WRITTEN INSTRUCTION: Reproduce the stretch of the listing from the line containing "Annotate this image: element" through the line containing "bottle-outline: [157, 95, 339, 666]", replacing each occurrence of "value-label" with "data-label" and leaving everything else unchanged. Omit the pictures from your answer.

━━━━━ DATA SHOWN ━━━━━

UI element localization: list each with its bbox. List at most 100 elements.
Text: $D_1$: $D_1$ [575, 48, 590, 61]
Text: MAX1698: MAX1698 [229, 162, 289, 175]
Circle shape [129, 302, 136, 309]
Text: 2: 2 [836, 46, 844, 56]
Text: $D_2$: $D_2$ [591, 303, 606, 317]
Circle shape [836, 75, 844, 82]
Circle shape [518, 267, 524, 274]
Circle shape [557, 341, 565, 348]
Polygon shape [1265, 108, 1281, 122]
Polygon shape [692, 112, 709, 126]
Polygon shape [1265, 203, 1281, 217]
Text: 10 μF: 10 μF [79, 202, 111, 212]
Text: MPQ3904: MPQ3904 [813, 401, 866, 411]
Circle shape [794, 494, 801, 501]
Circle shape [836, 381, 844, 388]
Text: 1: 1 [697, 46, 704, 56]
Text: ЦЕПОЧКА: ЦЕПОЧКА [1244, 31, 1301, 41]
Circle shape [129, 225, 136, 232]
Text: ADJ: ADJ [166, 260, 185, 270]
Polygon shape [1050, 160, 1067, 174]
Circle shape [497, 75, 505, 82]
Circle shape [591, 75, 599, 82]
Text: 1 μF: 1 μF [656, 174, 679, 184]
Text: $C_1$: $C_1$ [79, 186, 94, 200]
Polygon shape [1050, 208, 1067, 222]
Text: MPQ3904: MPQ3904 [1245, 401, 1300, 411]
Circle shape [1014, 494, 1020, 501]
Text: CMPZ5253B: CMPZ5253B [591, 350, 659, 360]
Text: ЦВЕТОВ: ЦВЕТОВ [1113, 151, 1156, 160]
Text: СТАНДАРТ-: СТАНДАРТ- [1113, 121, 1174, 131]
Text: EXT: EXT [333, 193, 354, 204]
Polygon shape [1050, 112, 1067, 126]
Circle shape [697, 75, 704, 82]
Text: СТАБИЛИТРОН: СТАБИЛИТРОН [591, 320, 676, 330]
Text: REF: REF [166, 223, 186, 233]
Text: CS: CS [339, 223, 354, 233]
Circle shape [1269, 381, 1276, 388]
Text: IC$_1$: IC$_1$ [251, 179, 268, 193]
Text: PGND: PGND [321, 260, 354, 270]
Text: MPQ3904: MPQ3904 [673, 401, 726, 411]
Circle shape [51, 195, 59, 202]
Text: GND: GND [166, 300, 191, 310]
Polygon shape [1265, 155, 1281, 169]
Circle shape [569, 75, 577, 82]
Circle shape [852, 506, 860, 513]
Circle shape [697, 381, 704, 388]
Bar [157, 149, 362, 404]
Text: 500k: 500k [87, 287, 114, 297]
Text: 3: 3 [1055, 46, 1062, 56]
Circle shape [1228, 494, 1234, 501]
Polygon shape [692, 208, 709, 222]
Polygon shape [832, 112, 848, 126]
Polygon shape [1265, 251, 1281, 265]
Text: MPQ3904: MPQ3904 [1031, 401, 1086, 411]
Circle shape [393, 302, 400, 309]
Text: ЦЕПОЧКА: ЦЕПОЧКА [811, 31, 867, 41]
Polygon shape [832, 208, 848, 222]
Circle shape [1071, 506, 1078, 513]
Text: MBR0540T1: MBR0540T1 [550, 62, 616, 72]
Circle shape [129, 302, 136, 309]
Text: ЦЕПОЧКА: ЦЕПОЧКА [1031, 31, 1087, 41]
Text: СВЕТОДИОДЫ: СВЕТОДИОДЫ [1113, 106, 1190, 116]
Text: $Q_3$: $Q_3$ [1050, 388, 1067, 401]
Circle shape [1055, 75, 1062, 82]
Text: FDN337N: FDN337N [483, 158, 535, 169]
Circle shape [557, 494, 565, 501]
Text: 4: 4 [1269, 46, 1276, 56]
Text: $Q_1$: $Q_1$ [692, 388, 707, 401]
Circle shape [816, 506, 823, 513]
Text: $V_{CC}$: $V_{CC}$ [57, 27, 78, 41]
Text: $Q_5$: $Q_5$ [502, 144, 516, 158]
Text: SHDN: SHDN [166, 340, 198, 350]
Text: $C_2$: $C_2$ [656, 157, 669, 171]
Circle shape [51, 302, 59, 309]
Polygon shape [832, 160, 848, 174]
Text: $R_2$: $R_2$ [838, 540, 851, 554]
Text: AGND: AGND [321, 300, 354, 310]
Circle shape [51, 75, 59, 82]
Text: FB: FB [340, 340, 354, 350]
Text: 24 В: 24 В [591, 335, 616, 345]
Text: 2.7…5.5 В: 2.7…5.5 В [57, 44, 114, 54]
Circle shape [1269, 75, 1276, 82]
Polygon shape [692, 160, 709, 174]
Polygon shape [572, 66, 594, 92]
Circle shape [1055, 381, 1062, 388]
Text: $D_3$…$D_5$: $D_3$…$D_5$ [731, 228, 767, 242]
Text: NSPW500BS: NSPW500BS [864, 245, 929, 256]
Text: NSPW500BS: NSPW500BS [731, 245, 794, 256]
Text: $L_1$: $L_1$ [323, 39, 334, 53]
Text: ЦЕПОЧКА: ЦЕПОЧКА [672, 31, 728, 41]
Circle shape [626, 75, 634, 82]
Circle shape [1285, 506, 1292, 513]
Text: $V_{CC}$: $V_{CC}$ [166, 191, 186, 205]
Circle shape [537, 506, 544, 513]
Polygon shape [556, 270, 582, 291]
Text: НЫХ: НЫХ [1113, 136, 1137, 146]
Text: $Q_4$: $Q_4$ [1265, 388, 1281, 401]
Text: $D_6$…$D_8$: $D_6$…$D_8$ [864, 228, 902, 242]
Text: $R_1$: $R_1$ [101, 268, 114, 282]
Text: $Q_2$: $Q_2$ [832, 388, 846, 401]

━━━━━
━━━━━ DATA SHOWN ━━━━━

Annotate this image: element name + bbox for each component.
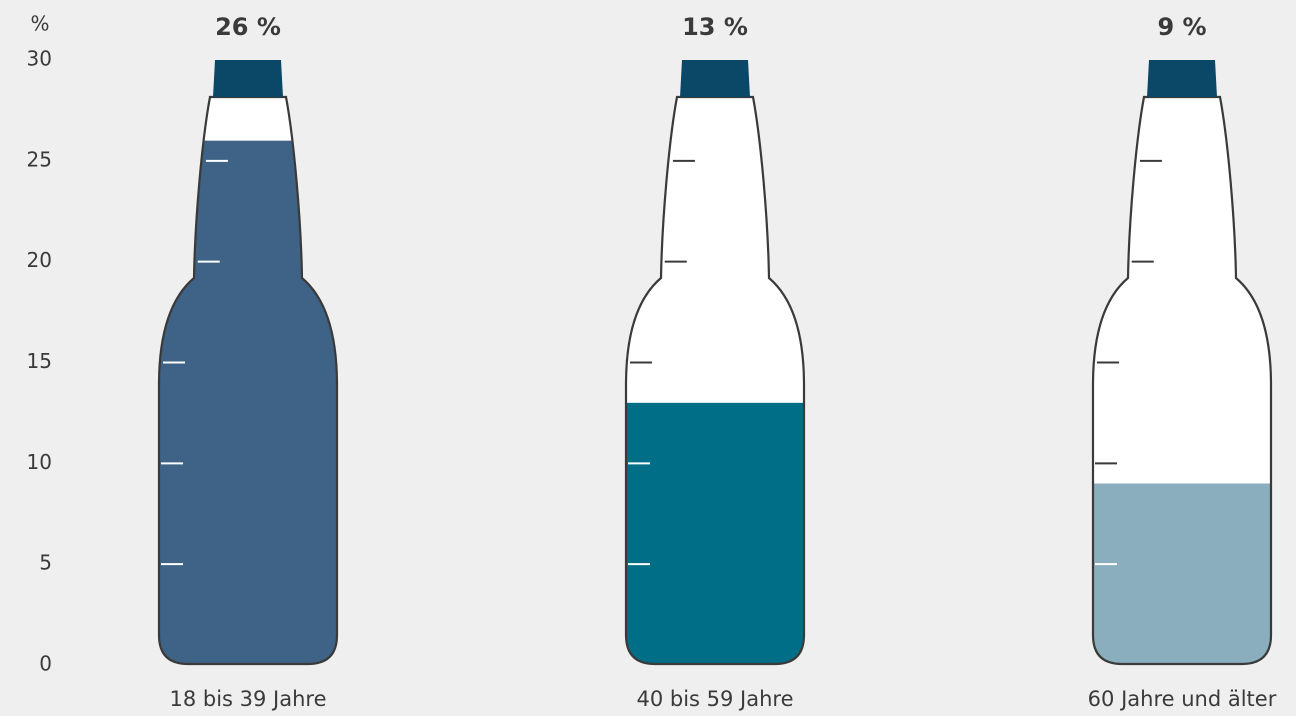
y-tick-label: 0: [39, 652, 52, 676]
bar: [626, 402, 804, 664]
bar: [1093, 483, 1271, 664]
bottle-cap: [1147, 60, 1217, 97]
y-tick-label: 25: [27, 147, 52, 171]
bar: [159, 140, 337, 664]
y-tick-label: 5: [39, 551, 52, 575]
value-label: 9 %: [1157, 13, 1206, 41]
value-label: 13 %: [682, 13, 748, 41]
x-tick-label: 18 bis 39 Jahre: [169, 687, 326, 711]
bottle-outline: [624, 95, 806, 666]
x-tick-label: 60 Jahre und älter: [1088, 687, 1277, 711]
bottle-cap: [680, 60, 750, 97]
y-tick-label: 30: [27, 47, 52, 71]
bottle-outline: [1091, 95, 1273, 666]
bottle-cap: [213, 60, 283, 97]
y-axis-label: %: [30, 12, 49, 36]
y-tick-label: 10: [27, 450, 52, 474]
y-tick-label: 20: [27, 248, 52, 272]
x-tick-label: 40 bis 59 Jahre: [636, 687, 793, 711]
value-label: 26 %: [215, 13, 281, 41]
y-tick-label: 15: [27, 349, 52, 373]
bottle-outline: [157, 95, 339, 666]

━━━━━
━━━━━ DATA SHOWN ━━━━━

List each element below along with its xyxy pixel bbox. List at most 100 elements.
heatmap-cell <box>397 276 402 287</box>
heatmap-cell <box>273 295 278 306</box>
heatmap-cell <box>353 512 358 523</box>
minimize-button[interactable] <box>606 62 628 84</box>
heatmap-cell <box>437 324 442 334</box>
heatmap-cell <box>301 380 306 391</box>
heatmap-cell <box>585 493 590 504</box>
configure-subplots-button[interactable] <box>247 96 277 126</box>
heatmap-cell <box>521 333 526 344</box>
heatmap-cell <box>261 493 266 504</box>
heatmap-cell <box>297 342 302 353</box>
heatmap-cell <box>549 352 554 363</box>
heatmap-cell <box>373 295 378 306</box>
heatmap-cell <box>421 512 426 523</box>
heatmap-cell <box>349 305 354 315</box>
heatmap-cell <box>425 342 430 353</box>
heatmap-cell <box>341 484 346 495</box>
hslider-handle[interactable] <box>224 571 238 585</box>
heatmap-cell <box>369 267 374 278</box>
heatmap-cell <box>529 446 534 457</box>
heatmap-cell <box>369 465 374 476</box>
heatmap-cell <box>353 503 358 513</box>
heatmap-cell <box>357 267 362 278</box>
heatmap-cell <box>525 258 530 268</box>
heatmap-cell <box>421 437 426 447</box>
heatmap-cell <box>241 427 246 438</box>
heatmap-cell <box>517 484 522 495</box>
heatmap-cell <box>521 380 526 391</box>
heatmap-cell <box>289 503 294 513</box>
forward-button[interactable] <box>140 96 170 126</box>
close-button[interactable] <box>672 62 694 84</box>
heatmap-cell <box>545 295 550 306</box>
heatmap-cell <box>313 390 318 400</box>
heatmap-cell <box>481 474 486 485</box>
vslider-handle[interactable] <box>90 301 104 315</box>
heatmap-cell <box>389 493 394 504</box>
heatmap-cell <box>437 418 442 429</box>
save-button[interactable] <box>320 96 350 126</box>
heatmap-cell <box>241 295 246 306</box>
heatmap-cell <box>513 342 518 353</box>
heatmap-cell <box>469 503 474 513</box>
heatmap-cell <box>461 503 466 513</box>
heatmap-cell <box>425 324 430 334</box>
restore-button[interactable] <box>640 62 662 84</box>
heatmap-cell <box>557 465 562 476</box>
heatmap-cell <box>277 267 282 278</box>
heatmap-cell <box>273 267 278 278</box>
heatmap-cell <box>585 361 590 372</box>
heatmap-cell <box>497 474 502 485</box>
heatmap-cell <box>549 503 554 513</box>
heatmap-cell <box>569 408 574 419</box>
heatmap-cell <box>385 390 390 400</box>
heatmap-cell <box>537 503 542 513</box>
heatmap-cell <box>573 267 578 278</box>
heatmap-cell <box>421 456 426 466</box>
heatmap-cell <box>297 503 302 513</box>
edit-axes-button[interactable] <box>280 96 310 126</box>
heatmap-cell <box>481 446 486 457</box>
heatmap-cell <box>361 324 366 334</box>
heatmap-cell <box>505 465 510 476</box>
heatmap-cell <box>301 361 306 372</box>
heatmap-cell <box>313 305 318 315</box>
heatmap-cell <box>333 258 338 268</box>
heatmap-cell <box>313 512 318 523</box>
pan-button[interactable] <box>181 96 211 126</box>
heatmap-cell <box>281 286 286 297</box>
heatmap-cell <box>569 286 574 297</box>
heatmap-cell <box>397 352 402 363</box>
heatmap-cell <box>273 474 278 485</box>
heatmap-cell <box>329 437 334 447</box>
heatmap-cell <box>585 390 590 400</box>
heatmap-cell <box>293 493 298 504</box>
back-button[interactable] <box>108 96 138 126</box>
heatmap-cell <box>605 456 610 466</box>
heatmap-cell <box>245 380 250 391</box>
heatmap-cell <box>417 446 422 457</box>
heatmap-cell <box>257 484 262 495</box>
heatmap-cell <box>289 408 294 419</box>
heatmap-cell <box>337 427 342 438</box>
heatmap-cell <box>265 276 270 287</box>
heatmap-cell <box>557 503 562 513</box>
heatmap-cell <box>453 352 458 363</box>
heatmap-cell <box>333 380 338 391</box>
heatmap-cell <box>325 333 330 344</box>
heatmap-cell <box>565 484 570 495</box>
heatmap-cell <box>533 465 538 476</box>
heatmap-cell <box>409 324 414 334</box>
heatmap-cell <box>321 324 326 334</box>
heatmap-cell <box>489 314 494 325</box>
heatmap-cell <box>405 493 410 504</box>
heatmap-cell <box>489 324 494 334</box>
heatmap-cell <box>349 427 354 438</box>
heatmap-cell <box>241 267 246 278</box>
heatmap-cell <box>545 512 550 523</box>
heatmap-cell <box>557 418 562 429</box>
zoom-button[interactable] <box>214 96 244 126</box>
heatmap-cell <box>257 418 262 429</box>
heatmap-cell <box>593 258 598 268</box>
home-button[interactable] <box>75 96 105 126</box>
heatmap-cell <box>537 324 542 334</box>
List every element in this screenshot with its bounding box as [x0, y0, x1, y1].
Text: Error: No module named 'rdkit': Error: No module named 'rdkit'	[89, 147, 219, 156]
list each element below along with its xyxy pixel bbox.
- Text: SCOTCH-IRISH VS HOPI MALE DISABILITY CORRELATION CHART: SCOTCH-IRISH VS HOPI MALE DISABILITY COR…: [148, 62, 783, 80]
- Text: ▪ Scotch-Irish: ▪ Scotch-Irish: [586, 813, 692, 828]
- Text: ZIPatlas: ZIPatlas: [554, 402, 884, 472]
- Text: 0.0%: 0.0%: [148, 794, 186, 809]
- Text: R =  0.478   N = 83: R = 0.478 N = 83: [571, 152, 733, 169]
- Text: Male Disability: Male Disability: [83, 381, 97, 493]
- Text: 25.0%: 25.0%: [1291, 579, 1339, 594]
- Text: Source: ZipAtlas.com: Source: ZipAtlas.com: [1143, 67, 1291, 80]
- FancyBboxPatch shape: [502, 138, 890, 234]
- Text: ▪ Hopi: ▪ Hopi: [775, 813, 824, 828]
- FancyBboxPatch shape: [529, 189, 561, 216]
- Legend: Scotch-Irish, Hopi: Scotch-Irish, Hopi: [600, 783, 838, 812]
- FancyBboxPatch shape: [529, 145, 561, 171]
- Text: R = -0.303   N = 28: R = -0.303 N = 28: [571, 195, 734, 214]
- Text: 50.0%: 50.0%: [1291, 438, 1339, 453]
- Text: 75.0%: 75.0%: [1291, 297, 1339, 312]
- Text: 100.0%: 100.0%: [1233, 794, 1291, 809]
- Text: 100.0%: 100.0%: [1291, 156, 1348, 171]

━━━━━

EXERCISE RESULT:
Annotate this image: element name + bbox for each component.
y-tick-label: 0: [39, 652, 52, 676]
bar: [626, 402, 804, 664]
bar: [1093, 483, 1271, 664]
bottle-cap: [1147, 60, 1217, 97]
y-tick-label: 25: [27, 147, 52, 171]
bar: [159, 140, 337, 664]
y-tick-label: 5: [39, 551, 52, 575]
data-label: 9 %: [1157, 13, 1206, 41]
data-label: 13 %: [682, 13, 748, 41]
x-tick-label: 18 bis 39 Jahre: [169, 687, 326, 711]
bottle-outline: [624, 95, 806, 666]
x-tick-label: 60 Jahre und älter: [1088, 687, 1277, 711]
bottle-cap: [680, 60, 750, 97]
y-tick-label: 30: [27, 47, 52, 71]
bottle-outline: [1091, 95, 1273, 666]
bottle-cap: [213, 60, 283, 97]
y-axis-label: %: [30, 12, 49, 36]
y-tick-label: 10: [27, 450, 52, 474]
y-tick-label: 20: [27, 248, 52, 272]
x-tick-label: 40 bis 59 Jahre: [636, 687, 793, 711]
data-label: 26 %: [215, 13, 281, 41]
y-tick-label: 15: [27, 349, 52, 373]
bottle-outline: [157, 95, 339, 666]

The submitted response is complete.